◆ **STATED GOAL**
Locate the string "type" in the listing below. Copy every line where it is found.

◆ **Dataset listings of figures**
☆ ☆ ☆ ☆ ☆
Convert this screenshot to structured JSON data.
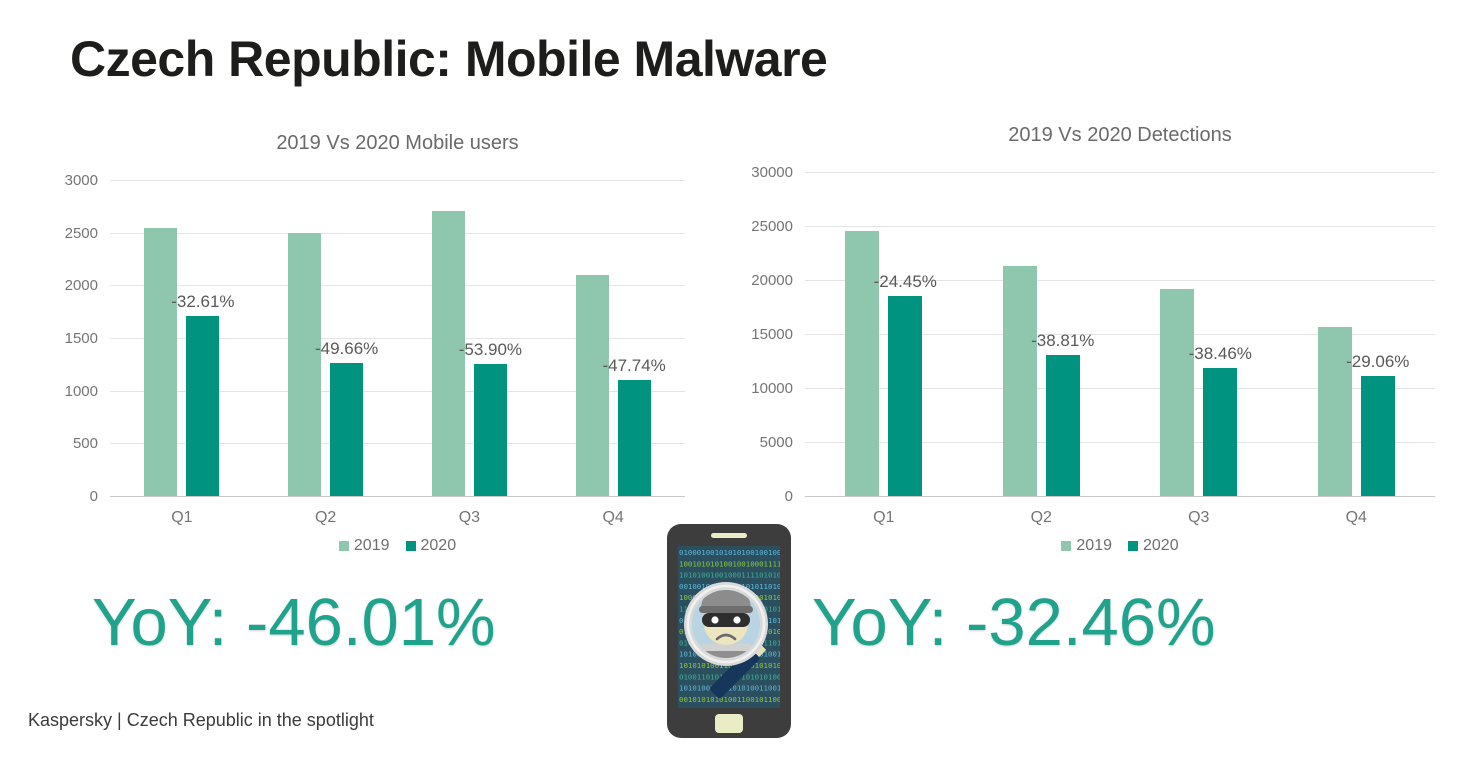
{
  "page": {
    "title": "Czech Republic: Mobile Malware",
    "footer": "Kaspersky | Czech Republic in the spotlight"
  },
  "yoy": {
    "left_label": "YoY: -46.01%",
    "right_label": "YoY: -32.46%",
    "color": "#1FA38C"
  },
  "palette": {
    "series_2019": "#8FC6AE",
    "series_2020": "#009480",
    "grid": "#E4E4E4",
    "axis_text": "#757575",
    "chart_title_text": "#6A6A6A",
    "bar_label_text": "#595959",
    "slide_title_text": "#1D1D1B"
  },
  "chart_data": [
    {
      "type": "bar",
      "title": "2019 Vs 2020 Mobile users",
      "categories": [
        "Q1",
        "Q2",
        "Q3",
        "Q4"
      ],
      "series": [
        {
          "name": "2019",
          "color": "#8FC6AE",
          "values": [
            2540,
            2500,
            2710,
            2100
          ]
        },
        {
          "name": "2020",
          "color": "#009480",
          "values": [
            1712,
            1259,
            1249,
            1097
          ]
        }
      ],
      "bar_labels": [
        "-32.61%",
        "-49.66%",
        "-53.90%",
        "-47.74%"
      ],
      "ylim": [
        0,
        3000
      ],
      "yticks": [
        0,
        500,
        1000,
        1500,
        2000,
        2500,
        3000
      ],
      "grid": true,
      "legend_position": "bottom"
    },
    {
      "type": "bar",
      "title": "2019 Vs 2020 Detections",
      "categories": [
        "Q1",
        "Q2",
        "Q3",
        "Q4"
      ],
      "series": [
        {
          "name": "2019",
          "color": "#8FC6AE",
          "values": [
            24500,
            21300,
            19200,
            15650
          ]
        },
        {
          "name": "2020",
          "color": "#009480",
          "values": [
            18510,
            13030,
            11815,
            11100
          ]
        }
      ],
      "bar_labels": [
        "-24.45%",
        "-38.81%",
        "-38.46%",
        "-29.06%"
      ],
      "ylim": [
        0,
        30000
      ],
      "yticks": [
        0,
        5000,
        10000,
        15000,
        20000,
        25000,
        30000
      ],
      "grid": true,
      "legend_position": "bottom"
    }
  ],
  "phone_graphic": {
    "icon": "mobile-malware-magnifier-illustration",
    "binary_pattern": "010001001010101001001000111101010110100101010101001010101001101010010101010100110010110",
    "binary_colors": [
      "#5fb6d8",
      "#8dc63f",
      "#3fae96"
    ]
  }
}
☆ ☆ ☆ ☆ ☆
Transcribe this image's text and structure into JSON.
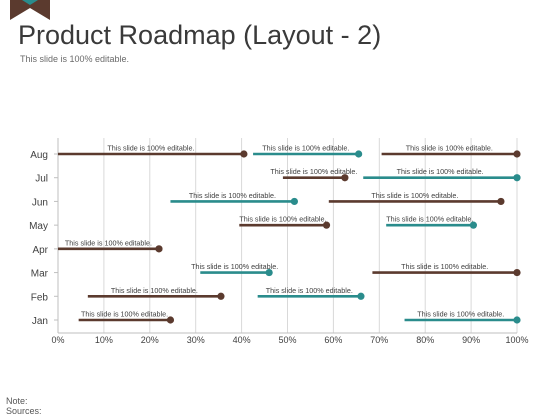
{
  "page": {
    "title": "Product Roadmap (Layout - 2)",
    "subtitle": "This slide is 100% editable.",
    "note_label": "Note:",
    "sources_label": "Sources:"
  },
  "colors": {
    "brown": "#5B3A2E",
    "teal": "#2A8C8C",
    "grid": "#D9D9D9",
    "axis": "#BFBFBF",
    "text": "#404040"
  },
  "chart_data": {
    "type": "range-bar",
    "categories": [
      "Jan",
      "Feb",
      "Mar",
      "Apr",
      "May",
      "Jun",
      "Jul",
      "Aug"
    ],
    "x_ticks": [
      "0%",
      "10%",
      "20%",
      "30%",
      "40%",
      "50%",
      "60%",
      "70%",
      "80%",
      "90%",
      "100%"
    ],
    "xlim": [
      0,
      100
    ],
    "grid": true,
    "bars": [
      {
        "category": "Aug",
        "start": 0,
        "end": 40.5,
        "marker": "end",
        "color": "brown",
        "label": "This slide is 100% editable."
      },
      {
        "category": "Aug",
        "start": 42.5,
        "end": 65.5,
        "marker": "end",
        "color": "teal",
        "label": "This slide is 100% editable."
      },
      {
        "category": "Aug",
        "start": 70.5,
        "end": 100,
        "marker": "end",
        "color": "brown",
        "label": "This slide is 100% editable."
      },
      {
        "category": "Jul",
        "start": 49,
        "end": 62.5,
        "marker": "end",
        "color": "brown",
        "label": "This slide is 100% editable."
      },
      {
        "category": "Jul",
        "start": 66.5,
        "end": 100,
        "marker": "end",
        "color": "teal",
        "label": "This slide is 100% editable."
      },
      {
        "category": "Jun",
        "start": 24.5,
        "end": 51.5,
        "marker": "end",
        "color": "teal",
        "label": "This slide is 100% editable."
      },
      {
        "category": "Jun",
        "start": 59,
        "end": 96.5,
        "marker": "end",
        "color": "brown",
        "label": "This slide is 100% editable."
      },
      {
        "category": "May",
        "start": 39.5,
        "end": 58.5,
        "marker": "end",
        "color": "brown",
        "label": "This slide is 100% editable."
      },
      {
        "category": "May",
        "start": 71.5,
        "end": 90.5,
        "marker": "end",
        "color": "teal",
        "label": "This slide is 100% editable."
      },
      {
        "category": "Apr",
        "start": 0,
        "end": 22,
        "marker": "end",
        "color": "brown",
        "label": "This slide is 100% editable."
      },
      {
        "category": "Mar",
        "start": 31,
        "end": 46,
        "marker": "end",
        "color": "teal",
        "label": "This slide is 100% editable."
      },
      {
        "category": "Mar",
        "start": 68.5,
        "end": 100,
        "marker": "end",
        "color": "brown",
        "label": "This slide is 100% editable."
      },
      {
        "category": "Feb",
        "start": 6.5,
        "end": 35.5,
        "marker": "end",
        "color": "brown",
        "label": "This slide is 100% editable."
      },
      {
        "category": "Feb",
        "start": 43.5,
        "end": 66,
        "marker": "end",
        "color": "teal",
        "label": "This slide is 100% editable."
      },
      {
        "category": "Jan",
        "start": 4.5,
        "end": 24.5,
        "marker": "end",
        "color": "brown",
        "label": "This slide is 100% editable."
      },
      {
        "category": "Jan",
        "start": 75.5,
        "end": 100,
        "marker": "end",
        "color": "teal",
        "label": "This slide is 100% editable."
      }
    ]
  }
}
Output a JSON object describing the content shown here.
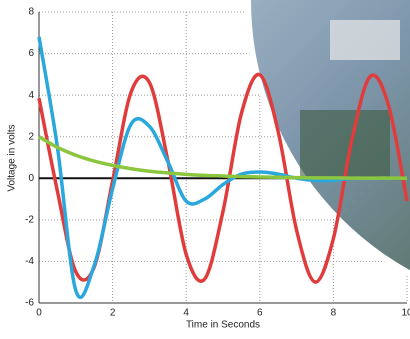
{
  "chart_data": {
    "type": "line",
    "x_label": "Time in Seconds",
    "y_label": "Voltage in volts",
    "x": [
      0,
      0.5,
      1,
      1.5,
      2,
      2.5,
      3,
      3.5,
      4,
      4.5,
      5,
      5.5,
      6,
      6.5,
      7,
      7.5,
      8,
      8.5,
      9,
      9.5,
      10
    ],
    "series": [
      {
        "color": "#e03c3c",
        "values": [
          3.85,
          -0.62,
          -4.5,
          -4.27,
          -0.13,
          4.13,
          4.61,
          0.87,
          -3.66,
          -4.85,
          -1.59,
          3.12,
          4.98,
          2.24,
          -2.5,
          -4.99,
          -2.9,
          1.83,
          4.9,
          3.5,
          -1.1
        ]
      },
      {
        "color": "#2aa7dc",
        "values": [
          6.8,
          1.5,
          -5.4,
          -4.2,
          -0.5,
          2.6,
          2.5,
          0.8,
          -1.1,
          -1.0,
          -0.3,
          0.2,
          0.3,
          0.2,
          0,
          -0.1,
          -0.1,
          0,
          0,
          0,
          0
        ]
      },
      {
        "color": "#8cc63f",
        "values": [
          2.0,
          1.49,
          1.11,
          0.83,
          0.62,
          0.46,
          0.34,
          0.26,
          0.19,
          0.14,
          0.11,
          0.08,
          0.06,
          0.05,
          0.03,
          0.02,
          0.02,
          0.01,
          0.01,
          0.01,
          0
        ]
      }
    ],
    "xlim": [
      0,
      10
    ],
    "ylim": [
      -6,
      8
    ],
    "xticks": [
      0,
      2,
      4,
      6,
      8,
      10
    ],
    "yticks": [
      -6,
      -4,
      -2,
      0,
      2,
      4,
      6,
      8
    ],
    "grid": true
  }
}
☆ ☆ ☆ ☆ ☆
◆ **CORRECT RESULT**
      "type": "bar",
      "type": "bar",
    "type": "range-bar",
    "type": "line",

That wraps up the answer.